Directions = Identify each line holding the string "JSON" and copy it.

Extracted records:
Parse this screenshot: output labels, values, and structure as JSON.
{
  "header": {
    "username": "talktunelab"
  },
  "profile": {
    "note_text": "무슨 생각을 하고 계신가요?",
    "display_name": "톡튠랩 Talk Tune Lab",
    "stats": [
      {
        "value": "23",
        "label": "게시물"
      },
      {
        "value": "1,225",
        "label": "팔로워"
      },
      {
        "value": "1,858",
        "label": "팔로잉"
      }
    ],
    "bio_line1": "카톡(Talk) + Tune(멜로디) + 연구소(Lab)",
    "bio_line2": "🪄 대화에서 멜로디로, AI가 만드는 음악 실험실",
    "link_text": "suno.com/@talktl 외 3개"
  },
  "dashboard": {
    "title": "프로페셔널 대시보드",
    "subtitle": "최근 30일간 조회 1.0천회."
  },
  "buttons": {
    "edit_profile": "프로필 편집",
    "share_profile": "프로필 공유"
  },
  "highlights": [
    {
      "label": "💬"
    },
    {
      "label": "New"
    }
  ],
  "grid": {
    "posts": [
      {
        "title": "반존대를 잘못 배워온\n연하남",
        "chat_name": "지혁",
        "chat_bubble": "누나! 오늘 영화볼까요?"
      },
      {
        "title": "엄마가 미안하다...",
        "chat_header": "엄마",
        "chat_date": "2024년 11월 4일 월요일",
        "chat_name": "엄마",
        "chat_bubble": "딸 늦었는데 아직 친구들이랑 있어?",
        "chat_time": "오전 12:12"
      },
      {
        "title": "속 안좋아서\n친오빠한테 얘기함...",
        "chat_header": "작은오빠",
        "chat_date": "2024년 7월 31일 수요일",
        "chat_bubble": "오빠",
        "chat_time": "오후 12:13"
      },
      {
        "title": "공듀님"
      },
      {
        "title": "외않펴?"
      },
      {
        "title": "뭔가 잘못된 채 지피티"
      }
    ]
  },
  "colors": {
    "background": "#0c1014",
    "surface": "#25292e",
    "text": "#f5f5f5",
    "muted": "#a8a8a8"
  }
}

--

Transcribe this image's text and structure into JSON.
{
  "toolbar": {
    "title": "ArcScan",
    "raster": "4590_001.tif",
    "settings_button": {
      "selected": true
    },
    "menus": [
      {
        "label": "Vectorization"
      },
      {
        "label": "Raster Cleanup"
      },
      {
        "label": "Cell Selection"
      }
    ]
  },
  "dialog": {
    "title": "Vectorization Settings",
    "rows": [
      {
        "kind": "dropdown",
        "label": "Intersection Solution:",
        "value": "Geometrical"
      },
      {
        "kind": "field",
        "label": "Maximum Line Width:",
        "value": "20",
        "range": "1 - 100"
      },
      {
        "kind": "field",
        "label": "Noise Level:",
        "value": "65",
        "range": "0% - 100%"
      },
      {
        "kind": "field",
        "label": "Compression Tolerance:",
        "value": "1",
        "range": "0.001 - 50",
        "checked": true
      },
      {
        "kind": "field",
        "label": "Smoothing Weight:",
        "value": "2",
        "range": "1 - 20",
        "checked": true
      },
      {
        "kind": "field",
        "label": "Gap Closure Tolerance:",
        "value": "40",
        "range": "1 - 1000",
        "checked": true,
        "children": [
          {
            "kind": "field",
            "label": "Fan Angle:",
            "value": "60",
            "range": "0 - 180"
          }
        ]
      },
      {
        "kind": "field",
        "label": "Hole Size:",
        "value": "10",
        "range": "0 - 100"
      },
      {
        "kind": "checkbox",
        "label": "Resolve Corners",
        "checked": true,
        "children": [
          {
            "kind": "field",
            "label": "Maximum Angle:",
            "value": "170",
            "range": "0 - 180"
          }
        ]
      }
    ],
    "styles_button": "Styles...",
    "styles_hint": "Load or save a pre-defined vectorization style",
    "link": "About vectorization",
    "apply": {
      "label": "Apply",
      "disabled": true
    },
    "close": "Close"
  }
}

==

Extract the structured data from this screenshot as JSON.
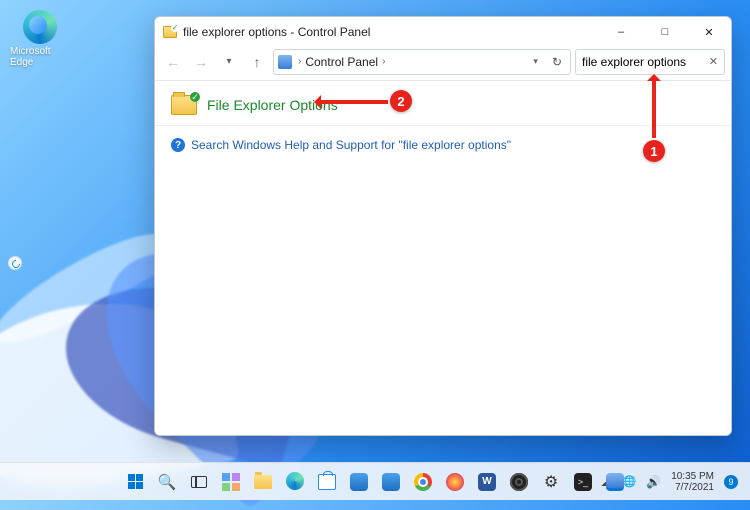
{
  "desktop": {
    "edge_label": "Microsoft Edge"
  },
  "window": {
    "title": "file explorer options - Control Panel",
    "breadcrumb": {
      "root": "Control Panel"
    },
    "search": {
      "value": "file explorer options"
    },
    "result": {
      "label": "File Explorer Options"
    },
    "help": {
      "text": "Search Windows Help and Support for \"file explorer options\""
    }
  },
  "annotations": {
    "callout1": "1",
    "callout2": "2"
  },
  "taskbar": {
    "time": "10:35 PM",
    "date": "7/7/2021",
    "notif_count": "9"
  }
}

Written response =
Parse this screenshot: output labels, values, and structure as JSON.
Transcribe this image's text and structure into JSON.
Extract the structured data from this screenshot as JSON.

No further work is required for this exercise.